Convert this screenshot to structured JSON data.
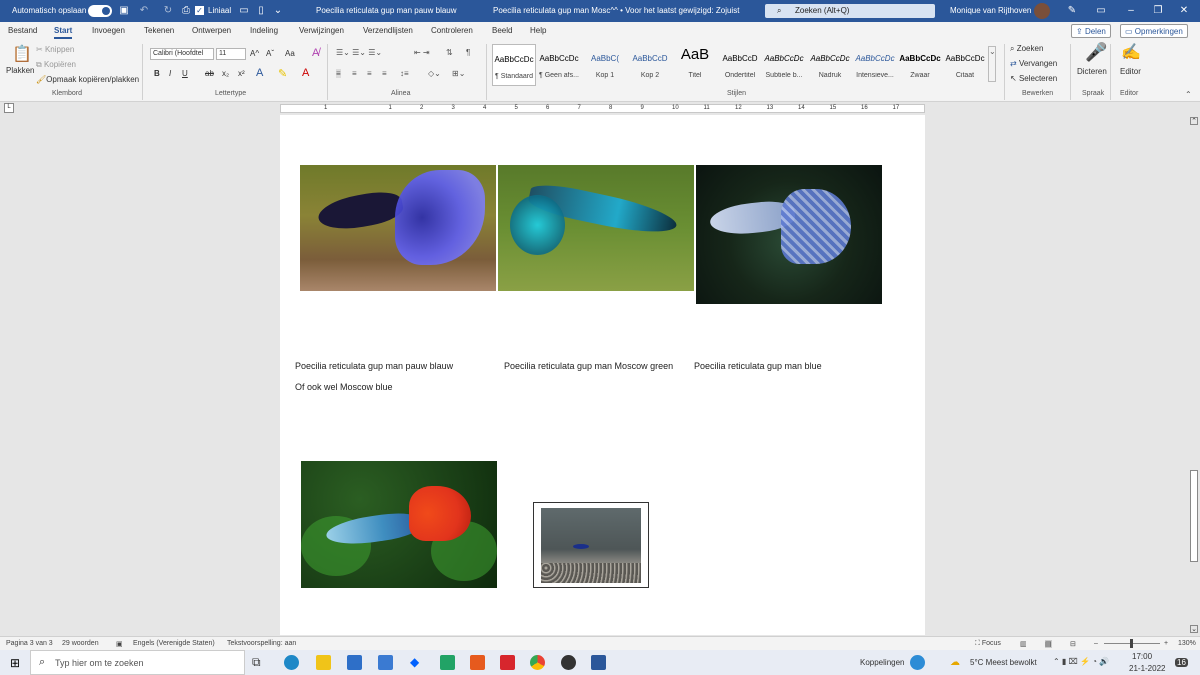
{
  "titlebar": {
    "autosave_label": "Automatisch opslaan",
    "liniaal_label": "Liniaal",
    "doc_title": "Poecilia reticulata gup man pauw blauw",
    "doc_title2": "Poecilia reticulata gup man Mosc^^ • Voor het laatst gewijzigd: Zojuist",
    "search_placeholder": "Zoeken (Alt+Q)",
    "user": "Monique van Rijthoven",
    "accent": "#2b579a"
  },
  "tabs": [
    "Bestand",
    "Start",
    "Invoegen",
    "Tekenen",
    "Ontwerpen",
    "Indeling",
    "Verwijzingen",
    "Verzendlijsten",
    "Controleren",
    "Beeld",
    "Help"
  ],
  "share_label": "Delen",
  "comments_label": "Opmerkingen",
  "clipboard": {
    "paste": "Plakken",
    "cut": "Knippen",
    "copy": "Kopiëren",
    "format_painter": "Opmaak kopiëren/plakken",
    "group": "Klembord"
  },
  "font": {
    "name": "Calibri (Hoofdtel",
    "size": "11",
    "group": "Lettertype",
    "buttons": [
      "B",
      "I",
      "U",
      "ab",
      "x₂",
      "x²"
    ],
    "grow": "A^",
    "shrink": "Aˇ",
    "case": "Aa"
  },
  "paragraph": {
    "group": "Alinea"
  },
  "styles": {
    "group": "Stijlen",
    "items": [
      {
        "sample": "AaBbCcDc",
        "name": "¶ Standaard"
      },
      {
        "sample": "AaBbCcDc",
        "name": "¶ Geen afs..."
      },
      {
        "sample": "AaBbC(",
        "name": "Kop 1"
      },
      {
        "sample": "AaBbCcD",
        "name": "Kop 2"
      },
      {
        "sample": "AaB",
        "name": "Titel"
      },
      {
        "sample": "AaBbCcD",
        "name": "Ondertitel"
      },
      {
        "sample": "AaBbCcDc",
        "name": "Subtiele b..."
      },
      {
        "sample": "AaBbCcDc",
        "name": "Nadruk"
      },
      {
        "sample": "AaBbCcDc",
        "name": "Intensieve..."
      },
      {
        "sample": "AaBbCcDc",
        "name": "Zwaar"
      },
      {
        "sample": "AaBbCcDc",
        "name": "Citaat"
      }
    ]
  },
  "editing": {
    "find": "Zoeken",
    "replace": "Vervangen",
    "select": "Selecteren",
    "group": "Bewerken"
  },
  "voice": {
    "label": "Dicteren",
    "group": "Spraak"
  },
  "editor": {
    "label": "Editor",
    "group": "Editor"
  },
  "ruler_numbers": [
    "1",
    "1",
    "2",
    "3",
    "4",
    "5",
    "6",
    "7",
    "8",
    "9",
    "10",
    "11",
    "12",
    "13",
    "14",
    "15",
    "16",
    "17"
  ],
  "document": {
    "captions": {
      "c1": "Poecilia reticulata gup man pauw blauw",
      "c2": "Poecilia reticulata gup man Moscow green",
      "c3": "Poecilia reticulata gup man blue",
      "c4": "Of ook wel Moscow blue"
    }
  },
  "status": {
    "page": "Pagina 3 van 3",
    "words": "29 woorden",
    "language": "Engels (Verenigde Staten)",
    "predict": "Tekstvoorspelling: aan",
    "focus": "Focus",
    "zoom": "130%"
  },
  "taskbar": {
    "search": "Typ hier om te zoeken",
    "koppelingen": "Koppelingen",
    "weather": "5°C Meest bewolkt",
    "time": "17:00",
    "date": "21-1-2022",
    "notif": "16"
  }
}
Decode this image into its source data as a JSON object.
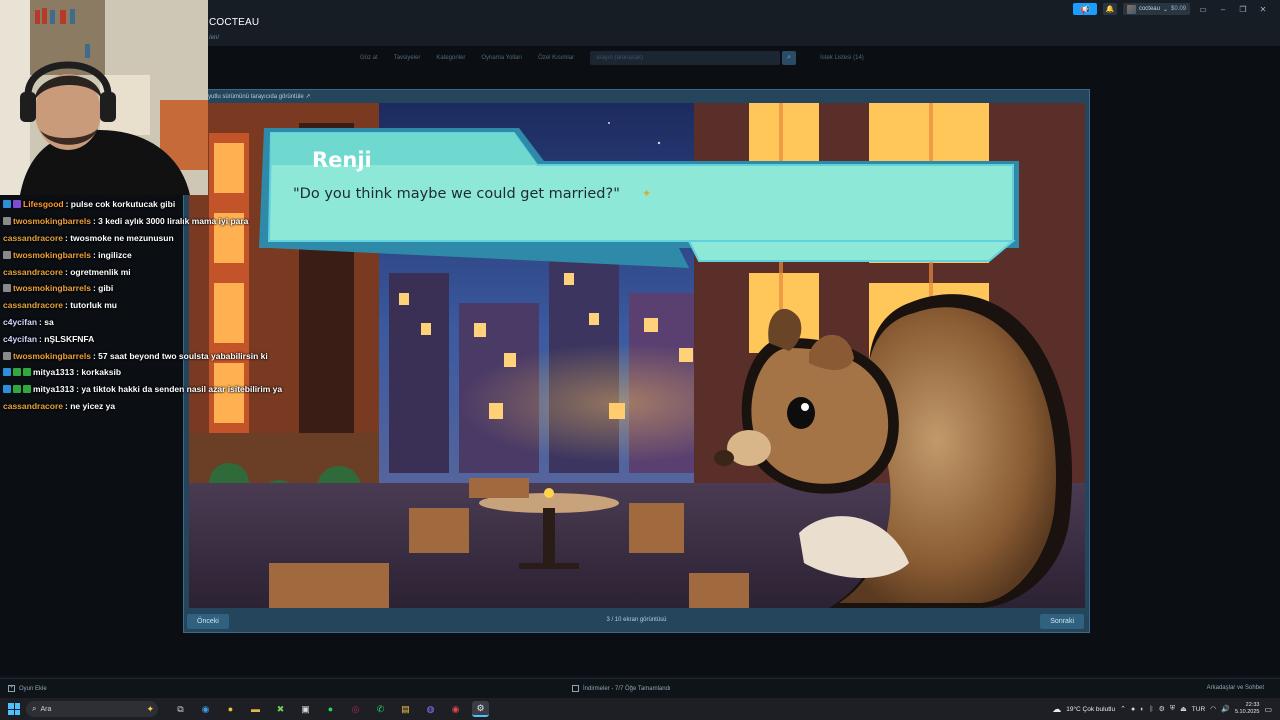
{
  "steam": {
    "app_title": "COCTEAU",
    "url_fragment": "/en/",
    "announce_icon": "megaphone-icon",
    "username": "cocteau",
    "wallet": "$0.09",
    "nav": {
      "items": [
        "Göz at",
        "Tavsiyeler",
        "Kategoriler",
        "Oynama Yolları",
        "Özel Kısımlar"
      ],
      "search_placeholder": "arayın (aranacak)",
      "wishlist": "İstek Listesi (14)"
    }
  },
  "modal": {
    "title_link": "yutlu sürümünü tarayıcıda görüntüle ↗",
    "prev_label": "Önceki",
    "next_label": "Sonraki",
    "counter": "3 / 10 ekran görüntüsü"
  },
  "game_scene": {
    "speaker": "Renji",
    "dialogue": "\"Do you think maybe we could get married?\""
  },
  "chat": [
    {
      "badges": [
        "blue",
        "purple"
      ],
      "user": "Lifesgood",
      "color": "#ff9a2e",
      "msg": ": pulse cok korkutucak gibi"
    },
    {
      "badges": [
        "gray"
      ],
      "user": "twosmokingbarrels",
      "color": "#f0a13a",
      "msg": ": 3 kedi aylık 3000 liralık mama iyi para"
    },
    {
      "badges": [],
      "user": "cassandracore",
      "color": "#e6a23c",
      "msg": ": twosmoke ne mezunusun"
    },
    {
      "badges": [
        "gray"
      ],
      "user": "twosmokingbarrels",
      "color": "#f0a13a",
      "msg": ": ingilizce"
    },
    {
      "badges": [],
      "user": "cassandracore",
      "color": "#e6a23c",
      "msg": ": ogretmenlik mi"
    },
    {
      "badges": [
        "gray"
      ],
      "user": "twosmokingbarrels",
      "color": "#f0a13a",
      "msg": ": gibi"
    },
    {
      "badges": [],
      "user": "cassandracore",
      "color": "#e6a23c",
      "msg": ": tutorluk mu"
    },
    {
      "badges": [],
      "user": "c4ycifan",
      "color": "#d7d7ff",
      "msg": ": sa"
    },
    {
      "badges": [],
      "user": "c4ycifan",
      "color": "#d7d7ff",
      "msg": ": nŞLSKFNFA"
    },
    {
      "badges": [
        "gray"
      ],
      "user": "twosmokingbarrels",
      "color": "#f0a13a",
      "msg": ": 57 saat beyond two soulsta yababilirsin ki"
    },
    {
      "badges": [
        "blue",
        "green",
        "green"
      ],
      "user": "mitya1313",
      "color": "#ffffff",
      "msg": ": korkaksib"
    },
    {
      "badges": [
        "blue",
        "green",
        "green"
      ],
      "user": "mitya1313",
      "color": "#ffffff",
      "msg": ": ya tiktok hakki da senden nasil azar isitebilirim ya"
    },
    {
      "badges": [],
      "user": "cassandracore",
      "color": "#e6a23c",
      "msg": ": ne yicez ya"
    }
  ],
  "bottom_bar": {
    "add_game": "Oyun Ekle",
    "downloads": "İndirmeler - 7/7 Öğe Tamamlandı",
    "friends": "Arkadaşlar ve Sohbet"
  },
  "taskbar": {
    "search_placeholder": "Ara",
    "weather": "19°C  Çok bulutlu",
    "lang": "TUR",
    "time": "22:33",
    "date": "5.10.2025"
  }
}
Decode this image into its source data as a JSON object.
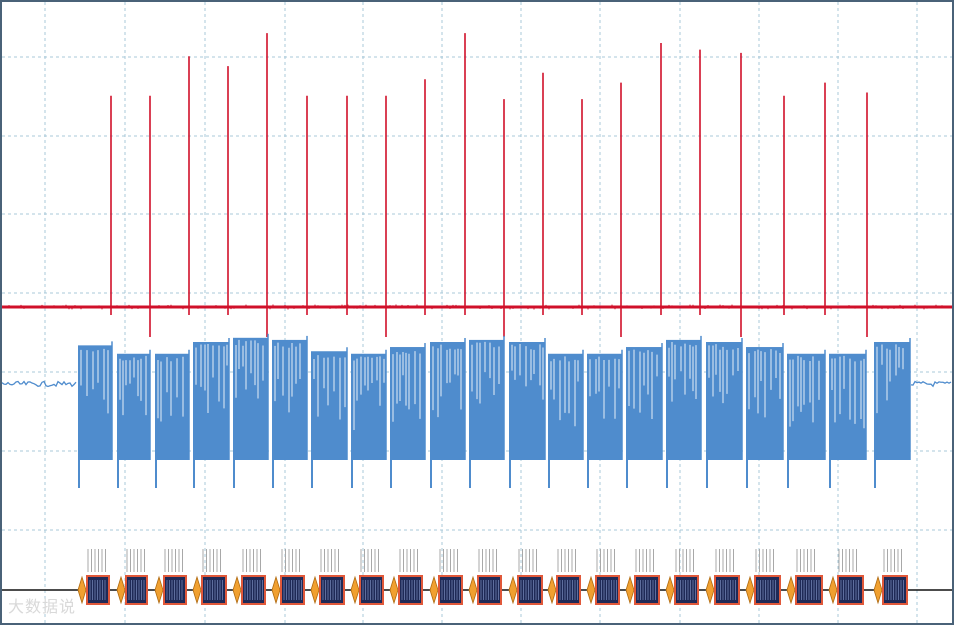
{
  "chart_data": {
    "type": "line",
    "title": "",
    "xlabel": "",
    "ylabel": "",
    "grid": true,
    "colors": {
      "background": "#ffffff",
      "grid": "#a9c9d9",
      "frame": "#4a6278",
      "spike_trace": "#d0102a",
      "burst_trace": "#4f8ccd",
      "decode_box": "#1f2a57",
      "decode_box_border": "#e0583a",
      "decode_marker": "#f0a030",
      "decode_tick": "#a8a8a8"
    },
    "series": [
      {
        "channel": "spikes",
        "baseline": 0,
        "spike_times": [
          111,
          150,
          189,
          228,
          267,
          307,
          347,
          386,
          425,
          465,
          504,
          543,
          582,
          621,
          661,
          700,
          741,
          784,
          825,
          867
        ],
        "spike_heights": [
          0.64,
          0.64,
          0.76,
          0.73,
          0.83,
          0.64,
          0.64,
          0.64,
          0.69,
          0.83,
          0.63,
          0.71,
          0.63,
          0.68,
          0.8,
          0.78,
          0.77,
          0.64,
          0.68,
          0.65
        ]
      },
      {
        "channel": "bursts",
        "baseline": 0,
        "burst_segments": [
          [
            78,
            112,
            0.92
          ],
          [
            117,
            150,
            0.72
          ],
          [
            155,
            189,
            0.72
          ],
          [
            193,
            229,
            1.0
          ],
          [
            233,
            268,
            1.1
          ],
          [
            272,
            307,
            1.05
          ],
          [
            311,
            347,
            0.78
          ],
          [
            351,
            386,
            0.72
          ],
          [
            390,
            425,
            0.88
          ],
          [
            430,
            465,
            1.0
          ],
          [
            469,
            504,
            1.05
          ],
          [
            509,
            545,
            1.0
          ],
          [
            548,
            583,
            0.72
          ],
          [
            587,
            622,
            0.72
          ],
          [
            626,
            662,
            0.88
          ],
          [
            666,
            701,
            1.05
          ],
          [
            706,
            742,
            1.0
          ],
          [
            746,
            783,
            0.88
          ],
          [
            787,
            825,
            0.72
          ],
          [
            829,
            866,
            0.72
          ],
          [
            874,
            910,
            1.0
          ]
        ]
      }
    ],
    "decode_frames": 21
  },
  "watermark": "大数据说"
}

=-=-=

■ Task prompt ■
Report all lines of the data that include the word "pauw".

■ Result for this task ■
    "doc_title": "Poecilia reticulata gup man pauw blauw",
      "c1": "Poecilia reticulata gup man pauw blauw",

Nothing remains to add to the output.